**What you should do:** Locate each line below that includes "text" and reproduce it.

Figure content listings:
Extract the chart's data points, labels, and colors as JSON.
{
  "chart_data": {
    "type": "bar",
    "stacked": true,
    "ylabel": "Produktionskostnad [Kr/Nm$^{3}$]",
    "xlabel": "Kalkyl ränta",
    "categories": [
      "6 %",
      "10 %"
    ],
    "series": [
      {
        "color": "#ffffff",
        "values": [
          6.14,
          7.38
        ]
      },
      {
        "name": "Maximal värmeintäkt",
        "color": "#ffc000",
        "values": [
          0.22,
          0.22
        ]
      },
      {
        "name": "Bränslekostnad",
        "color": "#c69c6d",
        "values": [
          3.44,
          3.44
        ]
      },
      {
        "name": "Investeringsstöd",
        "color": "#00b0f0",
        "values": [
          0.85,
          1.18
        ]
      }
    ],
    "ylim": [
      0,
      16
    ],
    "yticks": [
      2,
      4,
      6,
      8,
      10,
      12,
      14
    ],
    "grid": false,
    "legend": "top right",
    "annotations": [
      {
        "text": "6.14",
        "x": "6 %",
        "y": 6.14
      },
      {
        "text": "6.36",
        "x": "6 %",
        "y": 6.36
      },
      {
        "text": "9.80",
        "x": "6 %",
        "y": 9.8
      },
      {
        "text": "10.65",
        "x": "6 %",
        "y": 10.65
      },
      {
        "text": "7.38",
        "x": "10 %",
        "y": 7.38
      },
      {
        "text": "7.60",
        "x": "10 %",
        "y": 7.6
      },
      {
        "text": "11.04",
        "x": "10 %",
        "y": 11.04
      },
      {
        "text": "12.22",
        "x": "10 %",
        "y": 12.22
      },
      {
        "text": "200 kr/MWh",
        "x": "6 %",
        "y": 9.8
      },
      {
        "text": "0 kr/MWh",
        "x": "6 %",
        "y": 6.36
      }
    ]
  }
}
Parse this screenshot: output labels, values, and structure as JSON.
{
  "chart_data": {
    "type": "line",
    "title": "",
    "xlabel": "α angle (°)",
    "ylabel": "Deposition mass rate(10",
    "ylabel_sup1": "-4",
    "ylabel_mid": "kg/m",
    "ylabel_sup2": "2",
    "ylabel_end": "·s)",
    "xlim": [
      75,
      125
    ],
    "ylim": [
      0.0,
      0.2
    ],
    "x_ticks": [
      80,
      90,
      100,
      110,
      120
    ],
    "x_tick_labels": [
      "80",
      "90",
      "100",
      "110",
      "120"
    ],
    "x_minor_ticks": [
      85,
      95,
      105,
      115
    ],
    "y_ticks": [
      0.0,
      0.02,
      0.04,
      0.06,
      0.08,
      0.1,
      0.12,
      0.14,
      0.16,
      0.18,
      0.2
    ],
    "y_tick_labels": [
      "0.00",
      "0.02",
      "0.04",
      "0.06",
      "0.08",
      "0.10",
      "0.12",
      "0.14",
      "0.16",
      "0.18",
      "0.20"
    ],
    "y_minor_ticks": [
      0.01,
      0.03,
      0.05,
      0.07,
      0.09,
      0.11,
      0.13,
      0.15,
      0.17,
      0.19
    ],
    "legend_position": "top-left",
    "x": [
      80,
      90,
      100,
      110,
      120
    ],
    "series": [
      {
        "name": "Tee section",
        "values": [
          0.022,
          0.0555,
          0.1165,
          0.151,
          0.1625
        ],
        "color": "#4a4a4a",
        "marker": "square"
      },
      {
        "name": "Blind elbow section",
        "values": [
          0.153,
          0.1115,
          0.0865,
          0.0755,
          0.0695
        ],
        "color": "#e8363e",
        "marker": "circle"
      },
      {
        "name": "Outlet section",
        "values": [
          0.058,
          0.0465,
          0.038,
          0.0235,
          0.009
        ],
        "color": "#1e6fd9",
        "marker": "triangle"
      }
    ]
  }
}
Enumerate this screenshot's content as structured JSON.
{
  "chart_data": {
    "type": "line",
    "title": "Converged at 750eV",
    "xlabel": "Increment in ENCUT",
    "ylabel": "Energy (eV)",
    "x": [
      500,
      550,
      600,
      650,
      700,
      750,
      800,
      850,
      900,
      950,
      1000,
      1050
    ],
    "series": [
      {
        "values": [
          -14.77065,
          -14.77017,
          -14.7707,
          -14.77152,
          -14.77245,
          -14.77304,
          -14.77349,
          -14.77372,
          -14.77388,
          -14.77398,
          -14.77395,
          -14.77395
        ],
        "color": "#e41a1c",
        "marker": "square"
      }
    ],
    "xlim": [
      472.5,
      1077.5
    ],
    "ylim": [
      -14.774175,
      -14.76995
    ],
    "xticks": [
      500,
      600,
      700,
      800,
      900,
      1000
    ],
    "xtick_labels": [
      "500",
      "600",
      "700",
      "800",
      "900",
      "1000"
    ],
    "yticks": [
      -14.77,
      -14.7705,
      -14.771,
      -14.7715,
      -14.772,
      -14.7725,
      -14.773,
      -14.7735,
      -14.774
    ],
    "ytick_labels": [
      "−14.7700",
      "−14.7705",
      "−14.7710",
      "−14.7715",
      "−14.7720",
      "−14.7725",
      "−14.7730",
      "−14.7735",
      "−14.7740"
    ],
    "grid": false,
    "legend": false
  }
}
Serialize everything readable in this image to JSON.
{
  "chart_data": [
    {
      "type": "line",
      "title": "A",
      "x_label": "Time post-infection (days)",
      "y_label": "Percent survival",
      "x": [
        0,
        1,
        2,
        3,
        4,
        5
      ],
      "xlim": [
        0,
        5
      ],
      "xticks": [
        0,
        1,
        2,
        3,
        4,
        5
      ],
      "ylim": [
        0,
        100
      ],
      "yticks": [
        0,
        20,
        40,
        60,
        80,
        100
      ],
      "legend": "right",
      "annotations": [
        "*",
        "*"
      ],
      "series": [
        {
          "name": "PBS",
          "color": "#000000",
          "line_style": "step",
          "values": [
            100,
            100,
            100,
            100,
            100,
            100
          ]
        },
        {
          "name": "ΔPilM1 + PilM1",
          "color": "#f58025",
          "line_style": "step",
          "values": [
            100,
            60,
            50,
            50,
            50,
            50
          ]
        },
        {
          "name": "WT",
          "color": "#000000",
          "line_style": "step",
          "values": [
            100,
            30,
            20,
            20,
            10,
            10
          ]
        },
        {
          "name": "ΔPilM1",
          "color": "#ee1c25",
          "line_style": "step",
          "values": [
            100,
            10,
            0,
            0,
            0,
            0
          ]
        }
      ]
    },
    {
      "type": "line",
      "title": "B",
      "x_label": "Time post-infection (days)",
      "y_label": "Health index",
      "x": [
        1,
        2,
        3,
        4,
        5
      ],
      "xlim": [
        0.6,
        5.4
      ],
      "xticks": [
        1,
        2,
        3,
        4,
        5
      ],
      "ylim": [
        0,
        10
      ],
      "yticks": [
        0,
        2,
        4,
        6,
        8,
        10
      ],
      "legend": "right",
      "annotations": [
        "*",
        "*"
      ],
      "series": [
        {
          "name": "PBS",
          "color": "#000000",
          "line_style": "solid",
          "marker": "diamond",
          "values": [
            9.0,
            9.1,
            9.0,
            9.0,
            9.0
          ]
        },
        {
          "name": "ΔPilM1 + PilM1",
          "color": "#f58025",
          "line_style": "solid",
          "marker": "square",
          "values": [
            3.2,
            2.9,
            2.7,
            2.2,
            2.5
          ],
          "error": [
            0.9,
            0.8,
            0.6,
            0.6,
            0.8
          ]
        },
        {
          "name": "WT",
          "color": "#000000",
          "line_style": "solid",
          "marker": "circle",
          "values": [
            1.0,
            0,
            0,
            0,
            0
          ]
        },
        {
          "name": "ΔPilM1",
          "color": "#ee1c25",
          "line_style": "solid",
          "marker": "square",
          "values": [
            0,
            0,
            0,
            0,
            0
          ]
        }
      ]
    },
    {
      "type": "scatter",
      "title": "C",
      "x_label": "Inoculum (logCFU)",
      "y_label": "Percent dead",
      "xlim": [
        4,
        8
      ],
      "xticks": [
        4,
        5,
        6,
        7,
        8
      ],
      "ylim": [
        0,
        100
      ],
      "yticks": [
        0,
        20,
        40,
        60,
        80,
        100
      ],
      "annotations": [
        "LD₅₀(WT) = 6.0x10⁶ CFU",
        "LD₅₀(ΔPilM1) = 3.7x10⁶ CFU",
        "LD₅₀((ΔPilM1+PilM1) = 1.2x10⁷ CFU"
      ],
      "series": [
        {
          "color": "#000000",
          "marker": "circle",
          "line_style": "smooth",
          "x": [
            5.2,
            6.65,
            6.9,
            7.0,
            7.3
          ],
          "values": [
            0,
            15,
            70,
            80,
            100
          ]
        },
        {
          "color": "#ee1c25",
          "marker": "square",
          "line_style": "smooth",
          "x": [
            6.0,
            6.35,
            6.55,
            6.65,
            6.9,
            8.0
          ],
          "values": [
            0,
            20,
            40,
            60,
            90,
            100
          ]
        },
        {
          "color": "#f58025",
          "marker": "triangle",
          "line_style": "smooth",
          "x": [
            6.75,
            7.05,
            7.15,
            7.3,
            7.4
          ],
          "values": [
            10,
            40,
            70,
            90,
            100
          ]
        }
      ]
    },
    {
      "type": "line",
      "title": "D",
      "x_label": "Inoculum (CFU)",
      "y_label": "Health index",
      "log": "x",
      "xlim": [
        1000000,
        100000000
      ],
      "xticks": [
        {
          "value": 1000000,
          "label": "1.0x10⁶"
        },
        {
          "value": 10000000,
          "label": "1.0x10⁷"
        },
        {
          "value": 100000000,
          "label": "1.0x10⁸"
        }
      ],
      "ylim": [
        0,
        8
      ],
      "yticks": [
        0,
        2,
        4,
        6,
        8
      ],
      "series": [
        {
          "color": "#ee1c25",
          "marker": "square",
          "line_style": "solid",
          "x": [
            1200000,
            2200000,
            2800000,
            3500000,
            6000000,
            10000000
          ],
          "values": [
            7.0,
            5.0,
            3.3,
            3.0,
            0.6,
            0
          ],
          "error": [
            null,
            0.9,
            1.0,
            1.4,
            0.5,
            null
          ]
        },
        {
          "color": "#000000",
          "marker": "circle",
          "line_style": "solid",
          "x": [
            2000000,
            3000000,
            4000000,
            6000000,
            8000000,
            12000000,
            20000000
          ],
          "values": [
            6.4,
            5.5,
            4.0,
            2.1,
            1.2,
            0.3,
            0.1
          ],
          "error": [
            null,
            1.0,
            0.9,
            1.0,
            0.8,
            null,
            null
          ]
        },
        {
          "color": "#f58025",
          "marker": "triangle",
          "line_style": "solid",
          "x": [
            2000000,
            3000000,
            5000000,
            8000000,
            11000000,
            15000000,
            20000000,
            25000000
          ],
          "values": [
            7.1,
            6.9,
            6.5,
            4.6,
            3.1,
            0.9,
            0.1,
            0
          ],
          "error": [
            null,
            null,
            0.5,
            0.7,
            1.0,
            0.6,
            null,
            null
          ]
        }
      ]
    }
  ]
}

**Written response:**
        "text": "6.14",
        "text": "6.36",
        "text": "9.80",
        "text": "10.65",
        "text": "7.38",
        "text": "7.60",
        "text": "11.04",
        "text": "12.22",
        "text": "200 kr/MWh",
        "text": "0 kr/MWh",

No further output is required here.